Spatial layout entries:

________

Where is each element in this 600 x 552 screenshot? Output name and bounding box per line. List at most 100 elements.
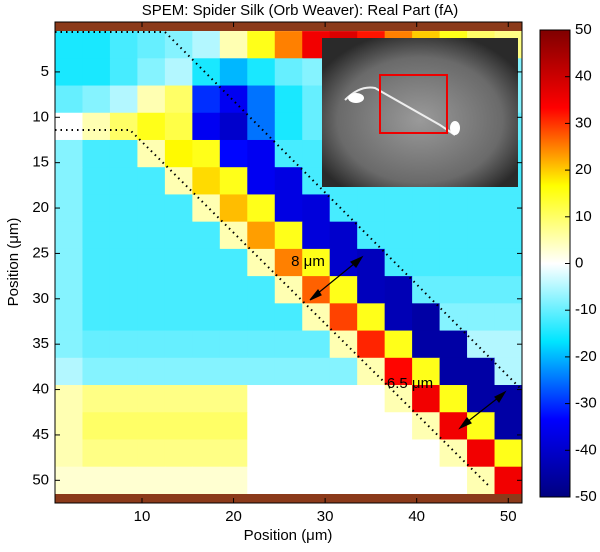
heatmap-cell [274, 31, 303, 59]
dotted-guides [55, 31, 523, 488]
heatmap-cell [109, 357, 138, 386]
heatmap-cell [192, 412, 221, 440]
heatmap-cell [164, 303, 193, 332]
heatmap-cell [302, 357, 331, 386]
heatmap-cell [274, 221, 303, 250]
heatmap-cell [109, 85, 138, 114]
heatmap-cell [164, 139, 193, 168]
heatmap-cell [467, 248, 496, 277]
heatmap-cell [274, 412, 303, 440]
heatmap-cell [164, 466, 193, 495]
heatmap-cell [82, 221, 111, 250]
heatmap-cell [55, 412, 83, 440]
heatmap-cell [274, 276, 303, 304]
heatmap-cell [109, 167, 138, 195]
heatmap-cell [164, 330, 193, 359]
heatmap-cell [192, 357, 221, 386]
heatmap-cell [219, 385, 248, 413]
heatmap-cell [274, 330, 303, 359]
heatmap-cell [439, 248, 468, 277]
heatmap-cell [384, 385, 413, 413]
heatmap-cell [164, 439, 193, 468]
colorbar-tick-label: 10 [575, 208, 592, 225]
heatmap-cell [494, 221, 522, 250]
y-tick-label: 50 [32, 471, 49, 488]
y-tick-label: 20 [32, 199, 49, 216]
heatmap-cell [219, 248, 248, 277]
heatmap-cell [274, 139, 303, 168]
heatmap-cell [82, 412, 111, 440]
heatmap-cell [384, 303, 413, 332]
x-axis-label: Position (μm) [244, 527, 333, 544]
heatmap-cell [109, 276, 138, 304]
heatmap-cell [219, 466, 248, 495]
bottom-band [55, 494, 522, 503]
heatmap-cell [439, 276, 468, 304]
heatmap-cell [439, 221, 468, 250]
y-tick-label: 5 [41, 63, 49, 80]
heatmap-cell [439, 466, 468, 495]
heatmap-cell [302, 276, 331, 304]
heatmap-cell [467, 412, 496, 440]
x-tick-label: 10 [134, 508, 151, 525]
heatmap-cell [109, 248, 138, 277]
heatmap-cell [247, 248, 276, 277]
heatmap-cell [137, 276, 166, 304]
heatmap-cell [274, 303, 303, 332]
heatmap-cell [109, 139, 138, 168]
heatmap-cell [247, 357, 276, 386]
heatmap-cell [247, 466, 276, 495]
heatmap-cell [164, 357, 193, 386]
heatmap-cell [164, 167, 193, 195]
y-tick-label: 30 [32, 290, 49, 307]
heatmap-cell [467, 330, 496, 359]
heatmap-cell [274, 439, 303, 468]
heatmap-cell [137, 439, 166, 468]
heatmap-cell [137, 167, 166, 195]
heatmap-cell [274, 248, 303, 277]
heatmap-cell [274, 385, 303, 413]
heatmap-cell [219, 303, 248, 332]
heatmap-cell [219, 412, 248, 440]
x-tick-label: 30 [317, 508, 334, 525]
heatmap-cell [412, 357, 441, 386]
heatmap-cell [274, 357, 303, 386]
heatmap-cell [302, 466, 331, 495]
heatmap-cell [109, 194, 138, 223]
heatmap-cell [164, 194, 193, 223]
heatmap-cell [82, 248, 111, 277]
x-tick-label: 40 [408, 508, 425, 525]
heatmap-cell [82, 194, 111, 223]
colorbar-tick-label: -30 [575, 395, 597, 412]
heatmap-cell [412, 412, 441, 440]
heatmap-cell [302, 221, 331, 250]
heatmap-cell [137, 330, 166, 359]
heatmap-cell [137, 357, 166, 386]
heatmap-cell [274, 194, 303, 223]
heatmap-cell [247, 439, 276, 468]
heatmap-cell [412, 439, 441, 468]
heatmap-cell [494, 303, 522, 332]
heatmap-cell [329, 412, 358, 440]
heatmap-cell [357, 330, 386, 359]
heatmap-cell [109, 439, 138, 468]
heatmap-cell [494, 439, 522, 468]
heatmap-cell [302, 248, 331, 277]
heatmap-cell [494, 357, 522, 386]
heatmap-cell [82, 439, 111, 468]
heatmap-cell [247, 167, 276, 195]
heatmap-cell [247, 31, 276, 59]
heatmap-cell [137, 112, 166, 141]
heatmap-cell [467, 194, 496, 223]
colorbar-tick-label: -50 [575, 488, 597, 505]
heatmap-cell [412, 385, 441, 413]
heatmap-cell [219, 439, 248, 468]
heatmap-cell [137, 385, 166, 413]
heatmap-cell [192, 303, 221, 332]
heatmap-cell [357, 412, 386, 440]
heatmap-cell [439, 194, 468, 223]
heatmap-cell [247, 221, 276, 250]
heatmap-cell [274, 58, 303, 87]
colorbar-tick-label: 0 [575, 254, 583, 271]
inset-photo [322, 38, 518, 187]
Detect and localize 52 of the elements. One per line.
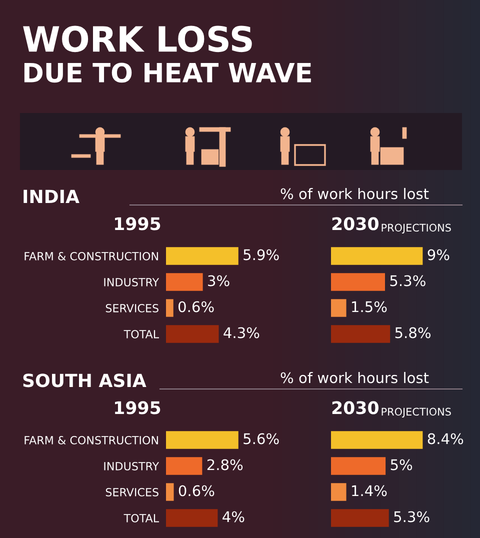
chart-title: 1995 [115, 217, 160, 230]
data-label: 5.8% [395, 327, 431, 338]
y-tick-label: SERVICES [106, 304, 158, 312]
y-tick-label: FARM & CONSTRUCTION [24, 252, 158, 260]
data-label: 1.5% [352, 301, 387, 312]
y-tick-label: TOTAL [124, 330, 159, 338]
data-label: 1.4% [352, 485, 387, 496]
data-label: 3% [208, 275, 230, 286]
data-label: 5.9% [244, 249, 279, 260]
bar [166, 247, 238, 265]
bar [331, 325, 390, 343]
bar [331, 457, 386, 475]
bar [166, 299, 174, 317]
data-label: 5.3% [390, 275, 426, 286]
data-label: 9% [428, 249, 450, 260]
data-label: 4% [222, 511, 244, 522]
data-label: 0.6% [178, 485, 214, 496]
bar [331, 299, 346, 317]
bar [166, 273, 203, 291]
text: INDIA [24, 190, 80, 203]
bar [166, 483, 174, 501]
bar [331, 431, 423, 449]
chart-subtitle: PROJECTIONS [382, 224, 451, 234]
text: % of work hours lost [280, 372, 429, 384]
bar [331, 273, 385, 291]
data-label: 5.3% [394, 511, 430, 522]
text: % of work hours lost [280, 188, 429, 200]
bar [331, 483, 346, 501]
data-label: 2.8% [207, 459, 243, 470]
text: SOUTH ASIA [23, 374, 146, 388]
bar [166, 457, 202, 475]
bar [331, 509, 389, 527]
chart-title: 2030 [332, 401, 378, 414]
bar [331, 247, 423, 265]
chart-title: 2030 [332, 217, 378, 230]
y-tick-label: FARM & CONSTRUCTION [24, 436, 158, 444]
bar [166, 325, 219, 343]
text: DUE TO HEAT WAVE [24, 62, 311, 83]
chart-subtitle: PROJECTIONS [382, 408, 451, 418]
y-tick-label: INDUSTRY [104, 462, 160, 470]
data-label: 8.4% [428, 433, 464, 444]
data-label: 0.6% [178, 301, 214, 312]
chart-title: 1995 [115, 401, 160, 414]
y-tick-label: TOTAL [124, 514, 159, 522]
data-label: 5.6% [244, 433, 279, 444]
text: WORK LOSS [23, 26, 252, 52]
bar [166, 509, 218, 527]
y-tick-label: SERVICES [106, 488, 158, 496]
bar [166, 431, 238, 449]
data-label: 5% [390, 459, 412, 470]
data-label: 4.3% [224, 327, 260, 338]
y-tick-label: INDUSTRY [104, 278, 160, 286]
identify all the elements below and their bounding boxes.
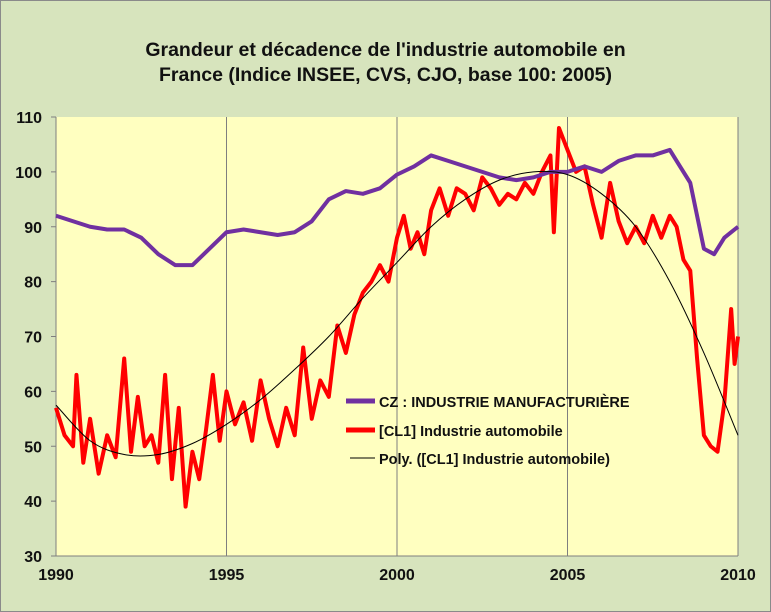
y-tick-label: 100 bbox=[15, 165, 42, 182]
chart-title: Grandeur et décadence de l'industrie aut… bbox=[0, 38, 771, 88]
y-tick-label: 110 bbox=[16, 110, 42, 127]
y-tick-label: 60 bbox=[24, 384, 42, 401]
y-tick-label: 50 bbox=[24, 439, 42, 456]
series-line-poly bbox=[55, 170, 739, 457]
x-tick-label: 1990 bbox=[38, 567, 74, 584]
x-tick-label: 2010 bbox=[720, 567, 756, 584]
y-tick-label: 40 bbox=[24, 494, 42, 511]
series-line-cz bbox=[55, 147, 740, 268]
series-line-cl1 bbox=[54, 125, 740, 509]
legend-label-poly: Poly. ([CL1] Industrie automobile) bbox=[379, 452, 610, 468]
legend: CZ : INDUSTRIE MANUFACTURIÈRE [CL1] Indu… bbox=[346, 394, 630, 468]
x-tick-label: 2000 bbox=[379, 567, 415, 584]
y-tick-label: 30 bbox=[24, 549, 42, 566]
y-tick-label: 70 bbox=[24, 330, 42, 347]
x-tick-label: 2005 bbox=[550, 567, 586, 584]
y-tick-label: 80 bbox=[24, 275, 42, 292]
x-tick-label: 1995 bbox=[209, 567, 245, 584]
legend-label-cz: CZ : INDUSTRIE MANUFACTURIÈRE bbox=[379, 394, 630, 411]
chart-title-line2: France (Indice INSEE, CVS, CJO, base 100… bbox=[158, 64, 613, 86]
legend-label-cl1: [CL1] Industrie automobile bbox=[379, 424, 563, 440]
y-tick-label: 90 bbox=[24, 220, 42, 237]
chart-title-line1: Grandeur et décadence de l'industrie aut… bbox=[145, 39, 626, 61]
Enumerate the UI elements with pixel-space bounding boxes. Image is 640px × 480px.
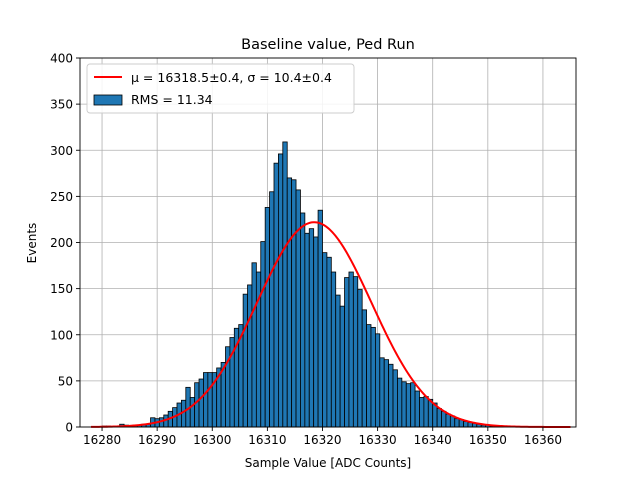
histogram-bar [401,381,407,428]
histogram-bar [308,228,315,428]
histogram-bar [366,324,372,428]
histogram-bar [454,418,460,428]
histogram-bar [300,212,306,428]
x-tick-label: 16330 [359,433,397,447]
y-tick-label: 100 [50,328,73,342]
x-tick-label: 16340 [414,433,452,447]
histogram-bar [317,209,323,428]
histogram-bar [313,236,319,428]
histogram-bar [423,396,429,428]
histogram-bar [397,377,403,428]
histogram-bar [335,294,341,428]
histogram-bar [322,252,328,428]
gaussian-fit-curve [91,221,571,428]
histogram-bar [194,382,200,428]
x-tick-label: 16290 [138,433,176,447]
histogram-bar [189,397,196,428]
legend-fit-label: μ = 16318.5±0.4, σ = 10.4±0.4 [131,70,332,85]
histogram-bar [357,289,363,428]
histogram-bar [326,256,332,428]
histogram-bar [419,397,425,428]
histogram-bar [330,271,337,428]
x-tick-label: 16280 [83,433,121,447]
histogram-bar [374,333,381,428]
histogram-bar [264,207,270,428]
x-tick-label: 16360 [524,433,562,447]
histogram-bar [242,293,248,428]
chart-title: Baseline value, Ped Run [241,37,415,53]
histogram-bar [436,408,442,428]
x-tick-label: 16300 [193,433,231,447]
histogram-bar [260,241,266,428]
histogram-bar [352,276,359,428]
histogram-bar [203,372,209,428]
x-axis-label: Sample Value [ADC Counts] [245,456,411,470]
histogram-bar [269,191,275,428]
y-tick-label: 0 [65,421,73,435]
y-tick-label: 50 [58,374,73,388]
histogram-bar [392,369,398,428]
y-tick-label: 400 [50,52,73,66]
x-tick-label: 16350 [469,433,507,447]
y-tick-label: 350 [50,98,73,112]
x-tick-label: 16310 [248,433,286,447]
legend: μ = 16318.5±0.4, σ = 10.4±0.4 RMS = 11.3… [86,63,355,114]
y-tick-label: 250 [50,190,73,204]
histogram-bar [251,262,257,428]
legend-box [86,63,355,114]
histogram-bar [304,232,310,428]
x-axis-ticks: 16280 16290 16300 16310 16320 16330 16340 16350… [83,427,562,447]
y-tick-label: 150 [50,282,73,296]
histogram-bar [277,153,284,428]
histogram-bar [410,382,416,428]
histogram-bar [441,410,447,428]
histogram-bar [383,359,390,428]
histogram-bar [247,284,253,428]
histogram-bar [379,357,385,428]
histogram-bar [273,162,279,428]
histogram-bar [339,305,345,428]
histogram-bar [405,383,412,428]
histogram-bar [370,326,376,428]
histogram-bar [291,179,297,428]
histogram-bar [348,271,354,428]
histogram-bar [361,309,367,428]
y-tick-label: 200 [50,236,73,250]
y-axis-ticks: 0 50 100 150 200 250 300 350 400 [50,52,80,435]
legend-hist-label: RMS = 11.34 [131,92,213,107]
histogram-bar [282,141,288,428]
histogram-bar [414,390,420,428]
histogram-bar [388,363,394,428]
histogram-bar [286,177,293,428]
histogram-bar [295,189,301,428]
legend-hist-swatch [93,94,123,106]
histogram-bar [198,378,204,428]
y-axis-label: Events [25,223,39,264]
x-tick-label: 16320 [303,433,341,447]
histogram-bar [344,277,350,428]
histogram-bar [463,421,469,428]
histogram-bar [207,372,213,428]
y-tick-label: 300 [50,144,73,158]
histogram-bar [445,413,451,428]
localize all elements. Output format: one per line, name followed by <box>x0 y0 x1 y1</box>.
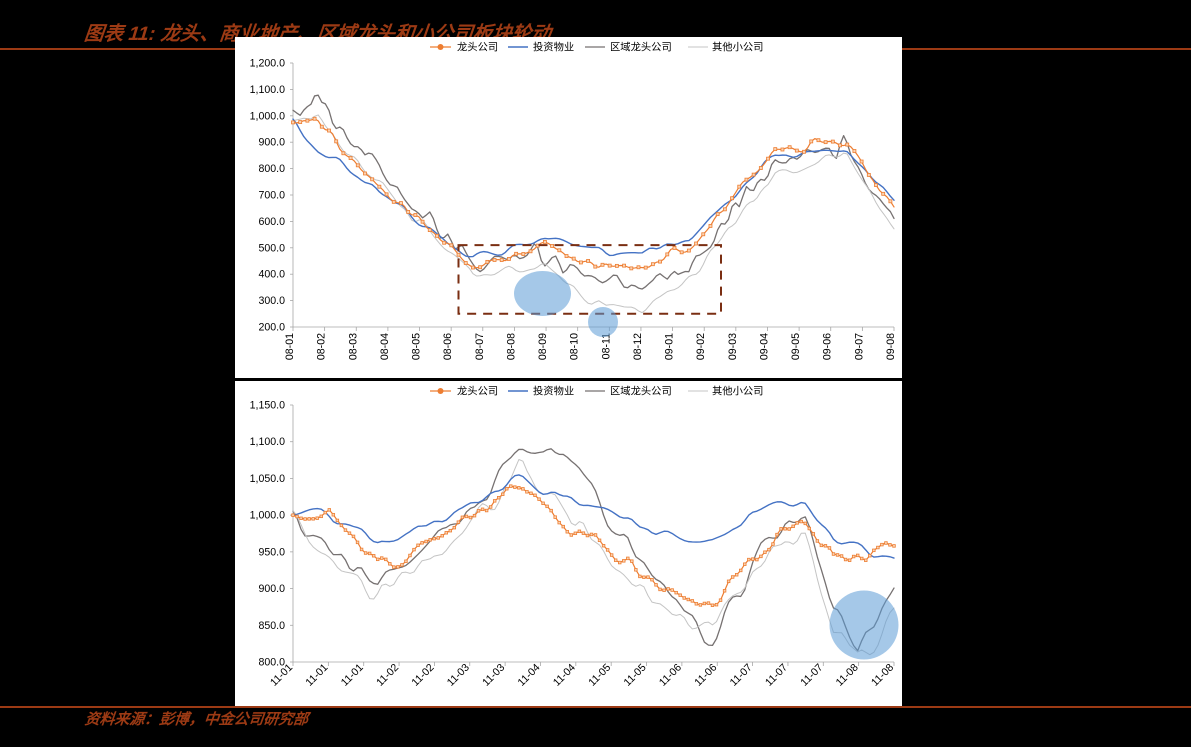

________

Repeat the lines of the records word for word, beginning with the line that contains "y-tick-label: 100 bbox=[15, 165, 42, 182]" and continuing through the line that contains "legend-label-poly: Poly. ([CL1]".

Reply:
y-tick-label: 100 bbox=[15, 165, 42, 182]
chart-title: Grandeur et décadence de l'industrie aut… bbox=[0, 38, 771, 88]
y-tick-label: 110 bbox=[16, 110, 42, 127]
y-tick-label: 60 bbox=[24, 384, 42, 401]
y-tick-label: 50 bbox=[24, 439, 42, 456]
series-line-poly bbox=[55, 170, 739, 457]
x-tick-label: 1990 bbox=[38, 567, 74, 584]
x-tick-label: 2010 bbox=[720, 567, 756, 584]
y-tick-label: 40 bbox=[24, 494, 42, 511]
series-line-cz bbox=[55, 147, 740, 268]
series-line-cl1 bbox=[54, 125, 740, 509]
legend-label-poly: Poly. ([CL1] Industrie automobile) bbox=[379, 452, 610, 468]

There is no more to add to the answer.